The input:
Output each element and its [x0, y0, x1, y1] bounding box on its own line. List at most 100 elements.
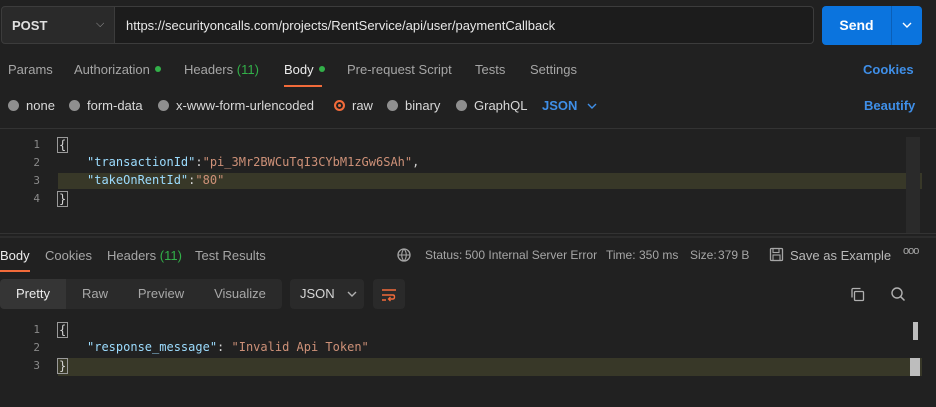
tab-body-underline: [284, 85, 322, 87]
response-format-select[interactable]: JSON: [290, 279, 364, 309]
json-key: "response_message": [87, 340, 218, 354]
tab-settings[interactable]: Settings: [530, 62, 577, 77]
chevron-down-icon: [902, 22, 912, 29]
radio-circle-icon: [456, 100, 467, 111]
chevron-down-icon: [587, 103, 597, 109]
radio-graphql[interactable]: GraphQL: [456, 98, 527, 113]
time-value: 350 ms: [639, 248, 679, 262]
response-tab-body[interactable]: Body: [0, 248, 30, 263]
radio-urlencoded[interactable]: x-www-form-urlencoded: [158, 98, 314, 113]
view-visualize-button[interactable]: Visualize: [198, 279, 282, 309]
status-value: 500 Internal Server Error: [465, 248, 598, 262]
tab-body[interactable]: Body: [284, 62, 325, 77]
line-number: 2: [33, 341, 40, 354]
tab-authorization-label: Authorization: [74, 62, 150, 77]
radio-circle-icon: [387, 100, 398, 111]
size-label: Size:: [690, 248, 717, 262]
radio-selected-icon: [334, 100, 345, 111]
tab-headers-count: (11): [236, 62, 259, 77]
wrap-lines-icon: [382, 288, 396, 302]
json-key: "transactionId": [87, 155, 196, 169]
view-raw-button[interactable]: Raw: [66, 279, 124, 309]
viewer-scrollbar-thumb[interactable]: [913, 322, 918, 340]
radio-binary-label: binary: [405, 98, 441, 113]
response-format-label: JSON: [300, 286, 335, 301]
tab-pre-request-script[interactable]: Pre-request Script: [347, 62, 452, 77]
url-input[interactable]: https://securityoncalls.com/projects/Ren…: [115, 6, 814, 44]
response-tab-headers-count: (11): [159, 248, 182, 263]
response-body-viewer[interactable]: 1 2 3 { "response_message": "Invalid Api…: [0, 318, 936, 407]
json-colon: :: [195, 155, 203, 169]
json-line-take-on-rent-id: "takeOnRentId":"80": [87, 173, 224, 187]
tab-headers[interactable]: Headers (11): [184, 62, 259, 77]
response-tab-cookies[interactable]: Cookies: [45, 248, 92, 263]
save-icon: [769, 247, 784, 262]
view-pretty-button[interactable]: Pretty: [0, 279, 66, 309]
radio-circle-icon: [8, 100, 19, 111]
radio-form-data-label: form-data: [87, 98, 143, 113]
response-tab-test-results[interactable]: Test Results: [195, 248, 266, 263]
status-label: Status:: [425, 248, 463, 262]
radio-circle-icon: [158, 100, 169, 111]
radio-raw[interactable]: raw: [334, 98, 373, 113]
json-comma: ,: [412, 155, 420, 169]
more-options-icon[interactable]: ooo: [903, 245, 919, 257]
editor-scrollbar[interactable]: [906, 137, 920, 233]
copy-icon[interactable]: [850, 287, 865, 302]
view-preview-button[interactable]: Preview: [124, 279, 198, 309]
radio-none[interactable]: none: [8, 98, 55, 113]
radio-graphql-label: GraphQL: [474, 98, 528, 113]
body-format-select[interactable]: JSON: [542, 98, 597, 113]
line-number: 3: [33, 359, 40, 372]
json-colon: :: [217, 340, 232, 354]
line-number: 3: [33, 174, 40, 187]
brace-open: {: [57, 137, 69, 153]
beautify-link[interactable]: Beautify: [864, 98, 915, 113]
current-line-highlight: [58, 358, 922, 376]
json-string-value: "Invalid Api Token": [231, 340, 369, 354]
tab-headers-label: Headers: [184, 62, 234, 77]
radio-urlencoded-label: x-www-form-urlencoded: [176, 98, 314, 113]
json-string-value: "80": [195, 173, 225, 187]
resize-divider[interactable]: [0, 236, 936, 238]
cookies-link[interactable]: Cookies: [863, 62, 914, 77]
line-number: 1: [33, 138, 40, 151]
chevron-down-icon: [347, 291, 357, 297]
brace-close: }: [57, 358, 69, 374]
request-body-editor[interactable]: 1 2 3 4 { "transactionId":"pi_3Mr2BWCuTq…: [0, 128, 936, 234]
json-key: "takeOnRentId": [87, 173, 189, 187]
tab-authorization[interactable]: Authorization: [74, 62, 161, 77]
tab-body-label: Body: [284, 62, 314, 77]
active-dot-icon: [318, 66, 325, 72]
response-tab-headers-label: Headers: [107, 248, 157, 263]
line-number: 4: [33, 192, 40, 205]
send-options-button[interactable]: [891, 6, 922, 45]
active-dot-icon: [154, 66, 161, 72]
response-tab-body-underline: [0, 270, 30, 272]
globe-icon[interactable]: [396, 247, 412, 263]
json-string-value: "pi_3Mr2BWCuTqI3CYbM1zGw6SAh": [202, 155, 413, 169]
brace-close: }: [57, 191, 69, 207]
url-text: https://securityoncalls.com/projects/Ren…: [126, 18, 556, 33]
wrap-lines-button[interactable]: [373, 279, 405, 309]
chevron-down-icon: ⌵: [96, 18, 105, 30]
save-as-example-button[interactable]: Save as Example: [790, 248, 891, 263]
tab-params[interactable]: Params: [8, 62, 53, 77]
radio-raw-label: raw: [352, 98, 373, 113]
send-button[interactable]: Send: [822, 6, 891, 45]
json-line-transaction-id: "transactionId":"pi_3Mr2BWCuTqI3CYbM1zGw…: [87, 155, 419, 169]
line-number: 1: [33, 323, 40, 336]
brace-open: {: [57, 322, 69, 338]
body-format-label: JSON: [542, 98, 578, 113]
radio-none-label: none: [26, 98, 55, 113]
tab-tests[interactable]: Tests: [475, 62, 505, 77]
method-label: POST: [12, 18, 48, 33]
method-select[interactable]: POST ⌵: [1, 6, 115, 44]
radio-form-data[interactable]: form-data: [69, 98, 143, 113]
radio-binary[interactable]: binary: [387, 98, 440, 113]
time-label: Time:: [606, 248, 636, 262]
json-line-response-message: "response_message": "Invalid Api Token": [87, 340, 369, 354]
search-icon[interactable]: [890, 286, 906, 302]
response-tab-headers[interactable]: Headers (11): [107, 248, 182, 263]
radio-circle-icon: [69, 100, 80, 111]
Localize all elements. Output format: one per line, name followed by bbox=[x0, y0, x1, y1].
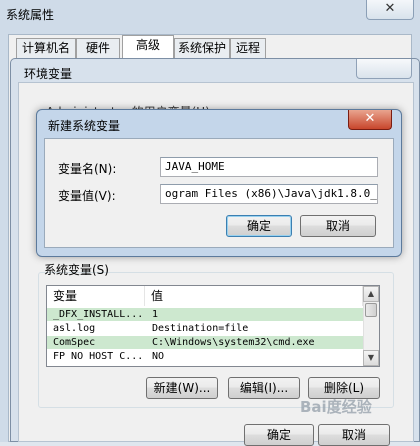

What you need to do: Reproduce, unchanged, the part of the items above that opens with the line containing "tab-body-underline: [284, 85, 322, 87]" and closes with the line containing "chevron-down-icon: [902, 22, 912, 29]", including both of those lines. Give nothing else.

Expected output:
tab-body-underline: [284, 85, 322, 87]
response-format-select[interactable]: JSON: [290, 279, 364, 309]
json-key: "response_message": [87, 340, 218, 354]
tab-settings[interactable]: Settings: [530, 62, 577, 77]
chevron-down-icon: [902, 22, 912, 29]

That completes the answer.